## Task objective
Count every line that has the word "STEC". Give the number, without anything more.

Records that describe figures
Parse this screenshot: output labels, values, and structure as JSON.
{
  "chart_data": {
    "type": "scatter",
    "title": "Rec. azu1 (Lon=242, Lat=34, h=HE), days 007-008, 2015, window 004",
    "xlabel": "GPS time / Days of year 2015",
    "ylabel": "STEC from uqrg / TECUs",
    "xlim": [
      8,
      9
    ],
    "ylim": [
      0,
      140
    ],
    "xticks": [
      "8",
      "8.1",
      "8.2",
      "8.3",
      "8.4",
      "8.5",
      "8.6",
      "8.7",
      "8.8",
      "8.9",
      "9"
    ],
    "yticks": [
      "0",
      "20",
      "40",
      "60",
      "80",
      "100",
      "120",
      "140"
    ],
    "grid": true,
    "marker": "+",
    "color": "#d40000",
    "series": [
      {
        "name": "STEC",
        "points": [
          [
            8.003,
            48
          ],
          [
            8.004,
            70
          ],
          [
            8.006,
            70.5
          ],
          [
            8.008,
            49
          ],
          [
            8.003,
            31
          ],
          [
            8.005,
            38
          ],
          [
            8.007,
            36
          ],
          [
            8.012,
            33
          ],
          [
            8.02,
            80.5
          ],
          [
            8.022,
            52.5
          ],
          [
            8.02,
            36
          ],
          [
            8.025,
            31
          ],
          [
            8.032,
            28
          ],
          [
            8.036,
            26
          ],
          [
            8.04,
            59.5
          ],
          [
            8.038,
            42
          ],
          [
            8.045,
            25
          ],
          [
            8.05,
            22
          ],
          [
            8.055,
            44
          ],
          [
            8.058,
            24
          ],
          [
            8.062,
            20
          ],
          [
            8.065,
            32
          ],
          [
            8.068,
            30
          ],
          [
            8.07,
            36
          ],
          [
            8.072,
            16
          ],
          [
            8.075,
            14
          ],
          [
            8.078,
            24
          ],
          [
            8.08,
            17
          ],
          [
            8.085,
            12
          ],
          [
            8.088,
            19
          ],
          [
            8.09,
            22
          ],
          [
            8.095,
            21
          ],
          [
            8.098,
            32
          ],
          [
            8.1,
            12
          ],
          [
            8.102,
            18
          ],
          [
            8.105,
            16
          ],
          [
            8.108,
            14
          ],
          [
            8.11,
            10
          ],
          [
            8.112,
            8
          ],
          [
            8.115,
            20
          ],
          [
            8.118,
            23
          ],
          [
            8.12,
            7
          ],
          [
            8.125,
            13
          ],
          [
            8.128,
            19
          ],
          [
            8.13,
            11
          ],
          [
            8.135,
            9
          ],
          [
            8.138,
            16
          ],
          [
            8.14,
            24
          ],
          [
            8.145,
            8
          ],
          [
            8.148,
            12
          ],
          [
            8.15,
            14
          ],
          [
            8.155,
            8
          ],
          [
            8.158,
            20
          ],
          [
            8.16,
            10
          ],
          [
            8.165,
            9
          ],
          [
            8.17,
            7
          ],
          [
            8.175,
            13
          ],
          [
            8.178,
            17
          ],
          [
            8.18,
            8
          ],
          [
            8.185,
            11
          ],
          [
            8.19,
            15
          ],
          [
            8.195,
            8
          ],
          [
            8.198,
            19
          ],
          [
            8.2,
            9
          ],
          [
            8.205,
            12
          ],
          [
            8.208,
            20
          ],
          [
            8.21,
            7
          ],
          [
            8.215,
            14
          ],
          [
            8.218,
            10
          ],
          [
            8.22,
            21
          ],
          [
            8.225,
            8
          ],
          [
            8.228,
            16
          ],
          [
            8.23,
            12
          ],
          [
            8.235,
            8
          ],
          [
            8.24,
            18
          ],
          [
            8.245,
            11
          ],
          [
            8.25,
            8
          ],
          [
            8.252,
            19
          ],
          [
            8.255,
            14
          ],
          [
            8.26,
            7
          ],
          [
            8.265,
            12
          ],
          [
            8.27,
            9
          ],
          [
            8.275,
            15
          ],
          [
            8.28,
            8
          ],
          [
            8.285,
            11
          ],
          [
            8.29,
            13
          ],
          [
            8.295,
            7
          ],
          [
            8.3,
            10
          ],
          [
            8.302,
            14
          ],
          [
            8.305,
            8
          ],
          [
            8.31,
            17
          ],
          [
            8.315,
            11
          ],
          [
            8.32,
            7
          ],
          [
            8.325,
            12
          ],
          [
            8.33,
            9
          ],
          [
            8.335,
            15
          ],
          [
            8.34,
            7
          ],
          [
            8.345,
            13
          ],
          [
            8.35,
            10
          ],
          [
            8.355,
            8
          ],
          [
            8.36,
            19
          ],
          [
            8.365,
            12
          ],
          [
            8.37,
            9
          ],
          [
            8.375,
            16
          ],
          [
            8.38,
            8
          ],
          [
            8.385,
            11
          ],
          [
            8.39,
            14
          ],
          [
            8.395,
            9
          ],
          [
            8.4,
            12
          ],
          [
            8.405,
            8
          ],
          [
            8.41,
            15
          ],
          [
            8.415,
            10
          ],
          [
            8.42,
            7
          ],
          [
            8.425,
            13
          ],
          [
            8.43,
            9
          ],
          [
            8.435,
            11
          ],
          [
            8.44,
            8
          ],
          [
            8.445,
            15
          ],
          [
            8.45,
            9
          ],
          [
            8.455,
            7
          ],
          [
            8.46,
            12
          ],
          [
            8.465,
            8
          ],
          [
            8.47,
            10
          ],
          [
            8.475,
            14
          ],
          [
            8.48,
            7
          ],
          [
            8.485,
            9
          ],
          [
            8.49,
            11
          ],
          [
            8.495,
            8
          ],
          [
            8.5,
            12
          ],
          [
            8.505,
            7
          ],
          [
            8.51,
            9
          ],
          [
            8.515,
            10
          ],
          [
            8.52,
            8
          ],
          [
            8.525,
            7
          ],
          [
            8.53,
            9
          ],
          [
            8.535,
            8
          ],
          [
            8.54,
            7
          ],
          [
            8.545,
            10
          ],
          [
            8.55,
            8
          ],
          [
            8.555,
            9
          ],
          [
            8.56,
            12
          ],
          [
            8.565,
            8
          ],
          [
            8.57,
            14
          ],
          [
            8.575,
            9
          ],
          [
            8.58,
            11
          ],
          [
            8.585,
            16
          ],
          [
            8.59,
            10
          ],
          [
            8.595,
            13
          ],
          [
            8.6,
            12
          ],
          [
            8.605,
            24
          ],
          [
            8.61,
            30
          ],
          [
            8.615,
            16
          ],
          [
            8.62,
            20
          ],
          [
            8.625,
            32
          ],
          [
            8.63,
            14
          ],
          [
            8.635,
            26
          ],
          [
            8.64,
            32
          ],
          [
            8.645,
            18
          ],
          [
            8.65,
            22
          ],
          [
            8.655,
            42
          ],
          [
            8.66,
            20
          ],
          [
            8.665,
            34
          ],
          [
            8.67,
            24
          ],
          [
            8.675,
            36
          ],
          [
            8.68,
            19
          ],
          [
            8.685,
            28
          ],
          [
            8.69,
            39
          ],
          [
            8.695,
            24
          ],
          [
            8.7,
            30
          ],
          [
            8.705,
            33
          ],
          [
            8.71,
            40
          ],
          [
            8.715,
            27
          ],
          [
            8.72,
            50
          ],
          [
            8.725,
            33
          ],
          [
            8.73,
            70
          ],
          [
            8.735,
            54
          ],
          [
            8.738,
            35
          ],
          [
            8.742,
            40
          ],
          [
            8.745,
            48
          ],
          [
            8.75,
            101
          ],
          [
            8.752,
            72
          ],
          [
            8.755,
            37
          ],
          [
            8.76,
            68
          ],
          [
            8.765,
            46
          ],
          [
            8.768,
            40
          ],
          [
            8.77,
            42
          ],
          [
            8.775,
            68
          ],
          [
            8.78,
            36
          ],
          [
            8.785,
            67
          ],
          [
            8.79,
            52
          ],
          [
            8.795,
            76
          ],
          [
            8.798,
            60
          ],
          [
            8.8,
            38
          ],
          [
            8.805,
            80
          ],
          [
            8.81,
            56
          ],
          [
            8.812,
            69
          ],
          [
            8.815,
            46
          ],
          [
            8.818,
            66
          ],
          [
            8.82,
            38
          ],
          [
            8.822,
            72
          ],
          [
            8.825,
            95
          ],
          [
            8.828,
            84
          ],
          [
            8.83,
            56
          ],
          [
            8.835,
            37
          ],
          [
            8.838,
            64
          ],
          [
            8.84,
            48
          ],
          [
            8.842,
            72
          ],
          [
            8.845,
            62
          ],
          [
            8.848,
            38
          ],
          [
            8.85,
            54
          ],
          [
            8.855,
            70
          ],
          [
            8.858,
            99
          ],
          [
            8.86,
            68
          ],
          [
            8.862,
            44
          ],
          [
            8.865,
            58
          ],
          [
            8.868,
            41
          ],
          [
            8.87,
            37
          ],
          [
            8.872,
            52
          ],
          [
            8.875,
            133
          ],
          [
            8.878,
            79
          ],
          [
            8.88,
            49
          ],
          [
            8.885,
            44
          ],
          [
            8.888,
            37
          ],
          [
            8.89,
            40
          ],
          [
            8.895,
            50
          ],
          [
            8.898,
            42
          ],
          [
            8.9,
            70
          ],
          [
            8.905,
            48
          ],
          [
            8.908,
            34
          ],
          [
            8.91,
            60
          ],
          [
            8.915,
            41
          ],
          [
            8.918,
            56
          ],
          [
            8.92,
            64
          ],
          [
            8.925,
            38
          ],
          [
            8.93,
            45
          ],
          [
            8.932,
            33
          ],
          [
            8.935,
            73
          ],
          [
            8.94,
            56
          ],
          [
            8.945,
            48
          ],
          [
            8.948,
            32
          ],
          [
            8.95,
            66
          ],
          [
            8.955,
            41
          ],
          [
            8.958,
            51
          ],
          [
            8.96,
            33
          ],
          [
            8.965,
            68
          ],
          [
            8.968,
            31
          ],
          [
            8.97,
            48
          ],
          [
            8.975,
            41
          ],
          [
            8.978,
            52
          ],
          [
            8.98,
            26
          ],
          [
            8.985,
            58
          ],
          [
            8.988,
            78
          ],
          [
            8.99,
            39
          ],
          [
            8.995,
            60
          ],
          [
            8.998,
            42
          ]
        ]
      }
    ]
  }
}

## Solved exercise
2